/---
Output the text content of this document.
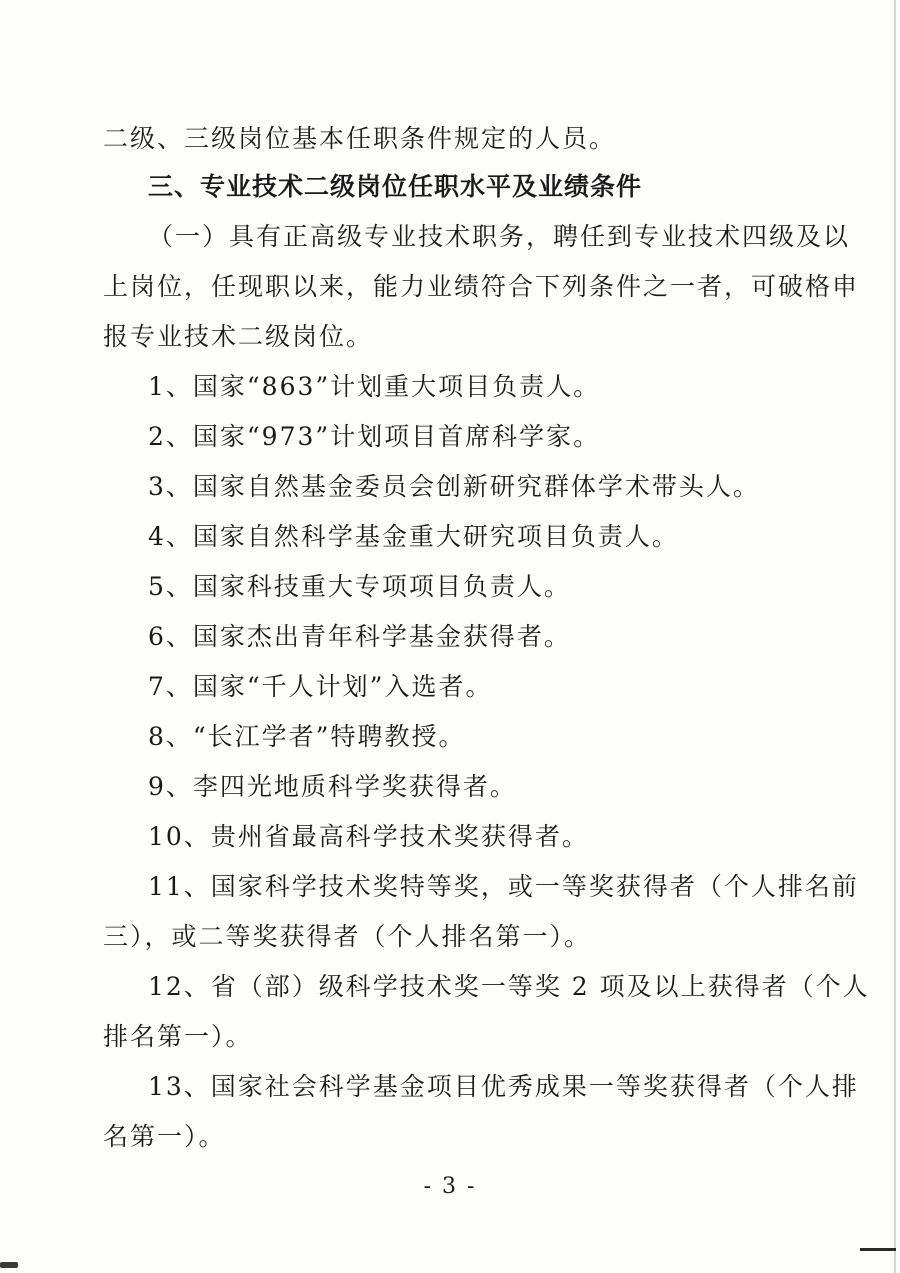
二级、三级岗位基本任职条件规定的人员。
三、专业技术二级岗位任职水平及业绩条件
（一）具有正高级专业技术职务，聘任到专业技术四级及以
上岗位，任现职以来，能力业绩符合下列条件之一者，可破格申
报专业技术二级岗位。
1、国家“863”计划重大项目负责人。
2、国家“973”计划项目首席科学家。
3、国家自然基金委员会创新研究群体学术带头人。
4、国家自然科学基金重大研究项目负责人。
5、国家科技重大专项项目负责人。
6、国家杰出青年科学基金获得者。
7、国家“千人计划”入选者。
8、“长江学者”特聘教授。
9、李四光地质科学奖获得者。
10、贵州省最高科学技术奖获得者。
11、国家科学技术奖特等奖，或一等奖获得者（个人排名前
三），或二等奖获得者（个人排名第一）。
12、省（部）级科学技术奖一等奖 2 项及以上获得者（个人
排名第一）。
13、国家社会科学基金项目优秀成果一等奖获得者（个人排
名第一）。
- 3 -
\---
/---
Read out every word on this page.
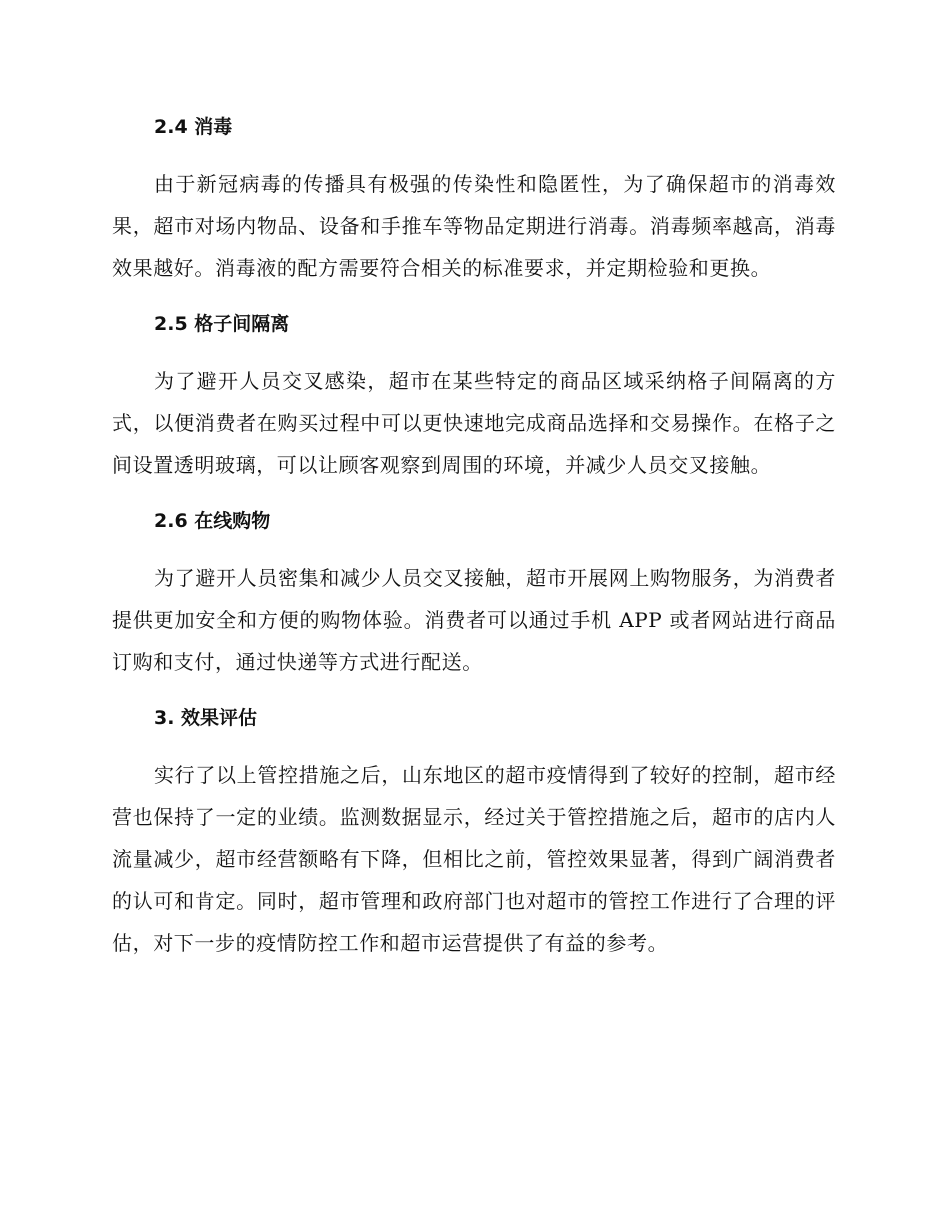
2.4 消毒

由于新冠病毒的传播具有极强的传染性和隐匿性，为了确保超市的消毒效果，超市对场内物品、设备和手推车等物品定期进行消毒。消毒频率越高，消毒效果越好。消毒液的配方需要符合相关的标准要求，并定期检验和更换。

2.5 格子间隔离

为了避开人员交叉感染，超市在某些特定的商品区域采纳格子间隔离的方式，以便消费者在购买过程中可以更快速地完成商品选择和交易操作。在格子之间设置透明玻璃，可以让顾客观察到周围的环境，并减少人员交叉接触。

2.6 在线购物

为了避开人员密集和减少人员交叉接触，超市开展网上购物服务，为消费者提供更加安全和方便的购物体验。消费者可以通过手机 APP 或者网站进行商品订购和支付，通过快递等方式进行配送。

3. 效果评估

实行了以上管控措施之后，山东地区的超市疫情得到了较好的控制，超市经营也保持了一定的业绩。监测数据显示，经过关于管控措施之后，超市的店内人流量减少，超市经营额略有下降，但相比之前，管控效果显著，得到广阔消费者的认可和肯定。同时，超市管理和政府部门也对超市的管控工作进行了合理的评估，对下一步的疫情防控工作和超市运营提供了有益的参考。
\---
/---
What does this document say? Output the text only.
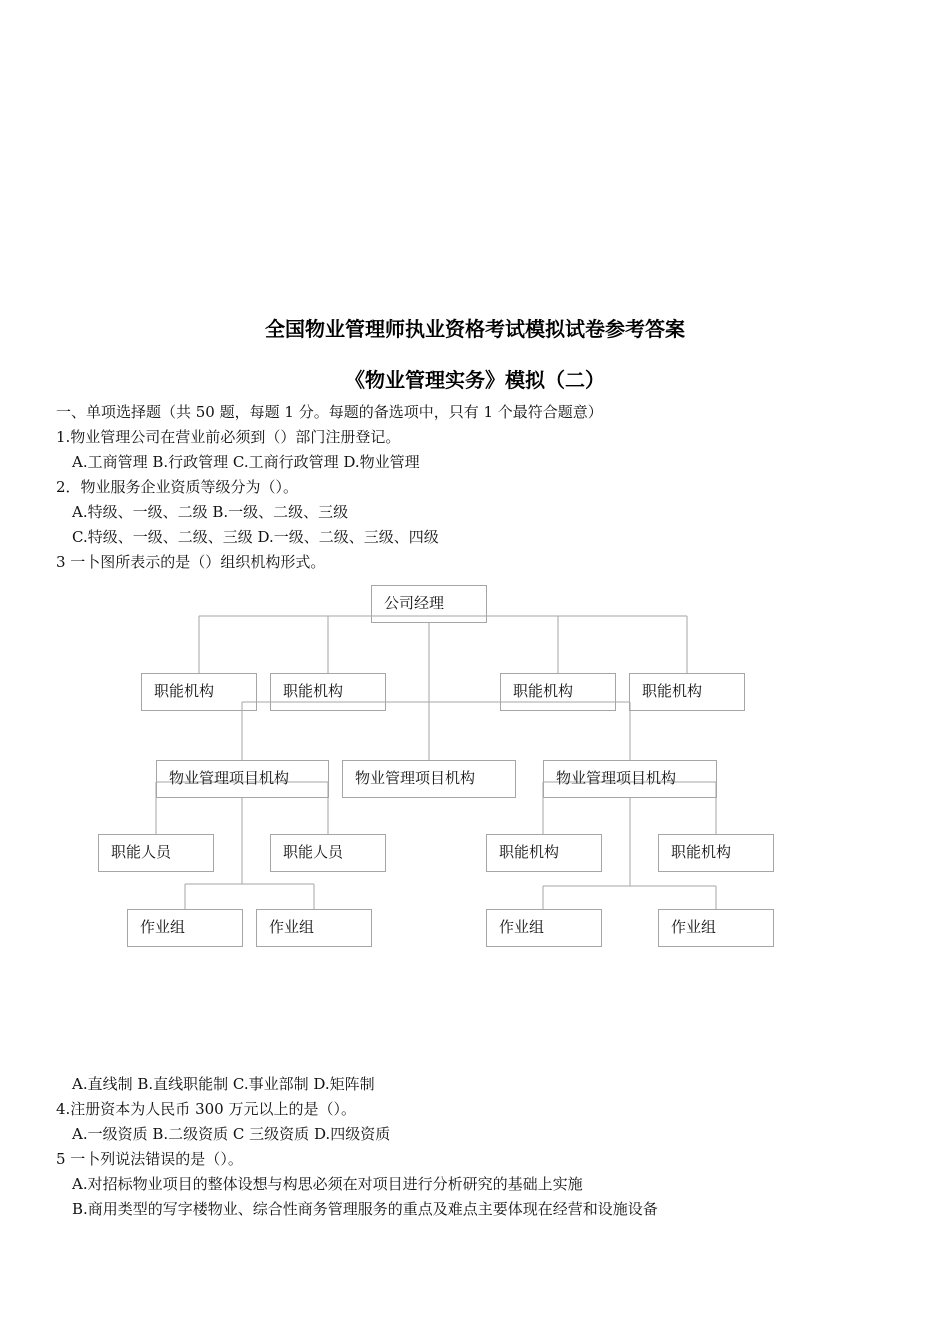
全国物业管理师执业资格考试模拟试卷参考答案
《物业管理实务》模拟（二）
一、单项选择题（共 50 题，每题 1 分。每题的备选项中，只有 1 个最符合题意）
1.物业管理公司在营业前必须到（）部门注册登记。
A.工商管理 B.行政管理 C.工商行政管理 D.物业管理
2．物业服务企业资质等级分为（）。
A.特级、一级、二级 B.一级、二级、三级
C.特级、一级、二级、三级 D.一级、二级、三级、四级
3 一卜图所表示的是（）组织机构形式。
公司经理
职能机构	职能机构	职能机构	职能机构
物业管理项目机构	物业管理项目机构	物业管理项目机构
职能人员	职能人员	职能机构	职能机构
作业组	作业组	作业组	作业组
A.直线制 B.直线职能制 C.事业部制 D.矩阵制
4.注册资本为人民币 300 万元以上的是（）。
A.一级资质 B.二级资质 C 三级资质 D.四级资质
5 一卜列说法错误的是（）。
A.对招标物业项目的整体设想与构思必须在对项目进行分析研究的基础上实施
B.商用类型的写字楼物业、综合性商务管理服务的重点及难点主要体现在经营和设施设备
\---
Check each line above for the string "Output" and report how many lines have it, giving only the number.

## FINAL RESULT
2